TASK STATEMENT: Swap "back-wall" for "rear-wall" in the listing from its first line through the line containing "floor-grid-9 <box>1063 813 1083 833</box>", and give those lines with nothing else changed.

DATA PROVIDED:
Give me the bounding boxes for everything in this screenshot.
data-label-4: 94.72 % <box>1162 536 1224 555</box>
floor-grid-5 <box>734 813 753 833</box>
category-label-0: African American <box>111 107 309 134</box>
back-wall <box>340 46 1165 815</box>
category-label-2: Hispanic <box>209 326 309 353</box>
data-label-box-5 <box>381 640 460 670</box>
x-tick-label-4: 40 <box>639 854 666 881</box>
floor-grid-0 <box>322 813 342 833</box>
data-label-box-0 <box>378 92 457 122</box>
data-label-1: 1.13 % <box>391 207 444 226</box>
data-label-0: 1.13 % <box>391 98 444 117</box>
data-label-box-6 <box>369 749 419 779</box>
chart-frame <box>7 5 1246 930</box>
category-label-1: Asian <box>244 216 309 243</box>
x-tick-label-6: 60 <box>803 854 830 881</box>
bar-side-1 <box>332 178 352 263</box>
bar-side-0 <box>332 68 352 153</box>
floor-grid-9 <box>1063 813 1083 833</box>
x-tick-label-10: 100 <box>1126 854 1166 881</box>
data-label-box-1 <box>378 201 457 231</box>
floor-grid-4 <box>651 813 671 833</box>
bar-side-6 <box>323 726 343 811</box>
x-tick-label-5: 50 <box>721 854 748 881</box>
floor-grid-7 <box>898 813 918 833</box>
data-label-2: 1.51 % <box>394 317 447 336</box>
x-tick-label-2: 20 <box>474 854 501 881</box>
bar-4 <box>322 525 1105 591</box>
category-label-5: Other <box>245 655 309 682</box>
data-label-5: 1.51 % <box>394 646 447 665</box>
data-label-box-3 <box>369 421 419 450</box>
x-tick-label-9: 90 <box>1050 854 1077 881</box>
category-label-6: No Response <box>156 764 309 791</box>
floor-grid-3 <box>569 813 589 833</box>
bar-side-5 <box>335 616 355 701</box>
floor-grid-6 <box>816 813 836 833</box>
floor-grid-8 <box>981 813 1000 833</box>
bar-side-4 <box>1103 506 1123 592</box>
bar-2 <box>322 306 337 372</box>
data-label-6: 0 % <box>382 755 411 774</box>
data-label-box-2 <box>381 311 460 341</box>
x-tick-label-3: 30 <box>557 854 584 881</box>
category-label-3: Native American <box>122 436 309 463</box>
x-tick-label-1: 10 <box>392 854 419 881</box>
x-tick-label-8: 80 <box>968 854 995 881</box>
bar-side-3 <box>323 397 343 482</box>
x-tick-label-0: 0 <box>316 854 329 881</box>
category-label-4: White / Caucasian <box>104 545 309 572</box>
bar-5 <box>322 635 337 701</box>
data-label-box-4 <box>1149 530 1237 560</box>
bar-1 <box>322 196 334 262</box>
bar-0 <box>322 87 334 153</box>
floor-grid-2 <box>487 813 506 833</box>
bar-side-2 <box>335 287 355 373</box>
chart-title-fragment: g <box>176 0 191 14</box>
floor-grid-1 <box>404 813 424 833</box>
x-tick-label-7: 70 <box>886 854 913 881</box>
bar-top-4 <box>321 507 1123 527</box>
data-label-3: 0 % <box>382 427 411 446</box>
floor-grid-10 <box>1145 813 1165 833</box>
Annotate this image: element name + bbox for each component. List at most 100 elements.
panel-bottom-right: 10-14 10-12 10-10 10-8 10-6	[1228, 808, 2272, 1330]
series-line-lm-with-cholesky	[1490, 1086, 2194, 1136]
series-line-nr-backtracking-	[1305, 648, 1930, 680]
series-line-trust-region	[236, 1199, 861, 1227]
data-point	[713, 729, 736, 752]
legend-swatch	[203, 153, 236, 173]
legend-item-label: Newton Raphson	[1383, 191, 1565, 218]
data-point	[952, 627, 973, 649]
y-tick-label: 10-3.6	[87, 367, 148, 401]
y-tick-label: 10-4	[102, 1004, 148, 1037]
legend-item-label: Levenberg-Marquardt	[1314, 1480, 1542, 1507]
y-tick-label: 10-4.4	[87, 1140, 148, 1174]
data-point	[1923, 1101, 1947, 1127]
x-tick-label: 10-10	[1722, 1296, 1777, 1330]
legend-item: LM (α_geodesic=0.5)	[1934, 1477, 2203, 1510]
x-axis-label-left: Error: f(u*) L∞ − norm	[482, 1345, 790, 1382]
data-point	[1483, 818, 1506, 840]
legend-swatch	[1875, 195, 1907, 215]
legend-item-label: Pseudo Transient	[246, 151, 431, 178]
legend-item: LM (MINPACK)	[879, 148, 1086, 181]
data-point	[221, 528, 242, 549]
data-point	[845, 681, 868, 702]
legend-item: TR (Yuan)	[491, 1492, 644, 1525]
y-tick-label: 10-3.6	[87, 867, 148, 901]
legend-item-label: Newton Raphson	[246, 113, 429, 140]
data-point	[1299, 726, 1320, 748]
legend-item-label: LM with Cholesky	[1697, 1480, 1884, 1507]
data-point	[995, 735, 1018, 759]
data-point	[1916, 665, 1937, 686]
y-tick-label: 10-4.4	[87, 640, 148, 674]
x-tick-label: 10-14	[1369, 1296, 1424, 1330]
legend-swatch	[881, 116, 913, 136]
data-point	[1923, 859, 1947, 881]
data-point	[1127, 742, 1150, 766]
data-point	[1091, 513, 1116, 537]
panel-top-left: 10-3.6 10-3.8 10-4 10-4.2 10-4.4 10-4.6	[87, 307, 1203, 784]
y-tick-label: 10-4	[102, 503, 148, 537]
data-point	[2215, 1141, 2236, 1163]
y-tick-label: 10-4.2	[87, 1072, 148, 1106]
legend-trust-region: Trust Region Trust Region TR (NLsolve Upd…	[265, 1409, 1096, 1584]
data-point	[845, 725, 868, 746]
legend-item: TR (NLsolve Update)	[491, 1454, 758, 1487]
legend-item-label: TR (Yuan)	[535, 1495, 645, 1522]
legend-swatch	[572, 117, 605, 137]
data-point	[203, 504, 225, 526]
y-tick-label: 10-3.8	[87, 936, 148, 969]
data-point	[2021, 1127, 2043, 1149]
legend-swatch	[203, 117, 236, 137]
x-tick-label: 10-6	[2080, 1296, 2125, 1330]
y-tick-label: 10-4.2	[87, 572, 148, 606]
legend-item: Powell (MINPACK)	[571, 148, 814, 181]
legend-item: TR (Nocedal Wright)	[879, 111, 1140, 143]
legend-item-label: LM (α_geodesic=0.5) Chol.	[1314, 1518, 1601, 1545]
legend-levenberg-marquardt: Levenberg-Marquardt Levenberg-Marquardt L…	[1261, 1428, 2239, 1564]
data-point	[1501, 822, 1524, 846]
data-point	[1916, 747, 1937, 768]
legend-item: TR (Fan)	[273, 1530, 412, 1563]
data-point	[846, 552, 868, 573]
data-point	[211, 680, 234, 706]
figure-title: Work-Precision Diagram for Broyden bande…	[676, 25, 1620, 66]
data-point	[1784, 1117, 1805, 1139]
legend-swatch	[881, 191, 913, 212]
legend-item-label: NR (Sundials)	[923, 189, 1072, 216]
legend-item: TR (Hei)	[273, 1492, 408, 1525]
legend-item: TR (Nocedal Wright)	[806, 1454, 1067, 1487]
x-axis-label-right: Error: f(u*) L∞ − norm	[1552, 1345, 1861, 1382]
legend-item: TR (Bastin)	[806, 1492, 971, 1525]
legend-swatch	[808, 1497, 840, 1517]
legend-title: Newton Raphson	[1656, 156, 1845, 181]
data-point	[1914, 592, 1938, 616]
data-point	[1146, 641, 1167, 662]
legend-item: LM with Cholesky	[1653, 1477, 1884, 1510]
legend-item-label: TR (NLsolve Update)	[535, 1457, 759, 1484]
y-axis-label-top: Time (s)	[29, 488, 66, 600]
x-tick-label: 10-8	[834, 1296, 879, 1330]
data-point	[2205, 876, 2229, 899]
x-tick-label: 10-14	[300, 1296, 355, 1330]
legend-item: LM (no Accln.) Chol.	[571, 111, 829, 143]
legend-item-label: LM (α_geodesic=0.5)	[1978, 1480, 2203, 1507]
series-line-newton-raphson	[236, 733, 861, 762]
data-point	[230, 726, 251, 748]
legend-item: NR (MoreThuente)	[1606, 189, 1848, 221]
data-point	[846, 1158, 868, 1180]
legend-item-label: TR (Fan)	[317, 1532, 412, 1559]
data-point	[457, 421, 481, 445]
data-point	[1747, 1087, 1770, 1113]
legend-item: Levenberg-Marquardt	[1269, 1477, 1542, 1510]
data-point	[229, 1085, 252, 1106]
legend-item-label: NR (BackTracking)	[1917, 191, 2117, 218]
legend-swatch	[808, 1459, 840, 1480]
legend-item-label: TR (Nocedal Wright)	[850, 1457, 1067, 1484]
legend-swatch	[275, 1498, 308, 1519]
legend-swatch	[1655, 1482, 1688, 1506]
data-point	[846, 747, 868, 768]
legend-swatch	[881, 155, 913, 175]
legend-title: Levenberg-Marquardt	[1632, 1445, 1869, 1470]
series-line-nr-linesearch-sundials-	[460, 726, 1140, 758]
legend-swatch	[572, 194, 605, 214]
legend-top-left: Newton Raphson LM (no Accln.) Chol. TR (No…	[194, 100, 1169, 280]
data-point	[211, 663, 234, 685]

TASK ANSWER:
Give me the bounding boxes for everything in this screenshot.
data-label-4: 94.72 % <box>1162 536 1224 555</box>
floor-grid-5 <box>734 813 753 833</box>
category-label-0: African American <box>111 107 309 134</box>
rear-wall <box>340 46 1165 815</box>
category-label-2: Hispanic <box>209 326 309 353</box>
data-label-box-5 <box>381 640 460 670</box>
x-tick-label-4: 40 <box>639 854 666 881</box>
floor-grid-0 <box>322 813 342 833</box>
data-label-box-0 <box>378 92 457 122</box>
data-label-1: 1.13 % <box>391 207 444 226</box>
data-label-0: 1.13 % <box>391 98 444 117</box>
data-label-box-6 <box>369 749 419 779</box>
chart-frame <box>7 5 1246 930</box>
category-label-1: Asian <box>244 216 309 243</box>
x-tick-label-6: 60 <box>803 854 830 881</box>
bar-side-1 <box>332 178 352 263</box>
bar-side-0 <box>332 68 352 153</box>
floor-grid-9 <box>1063 813 1083 833</box>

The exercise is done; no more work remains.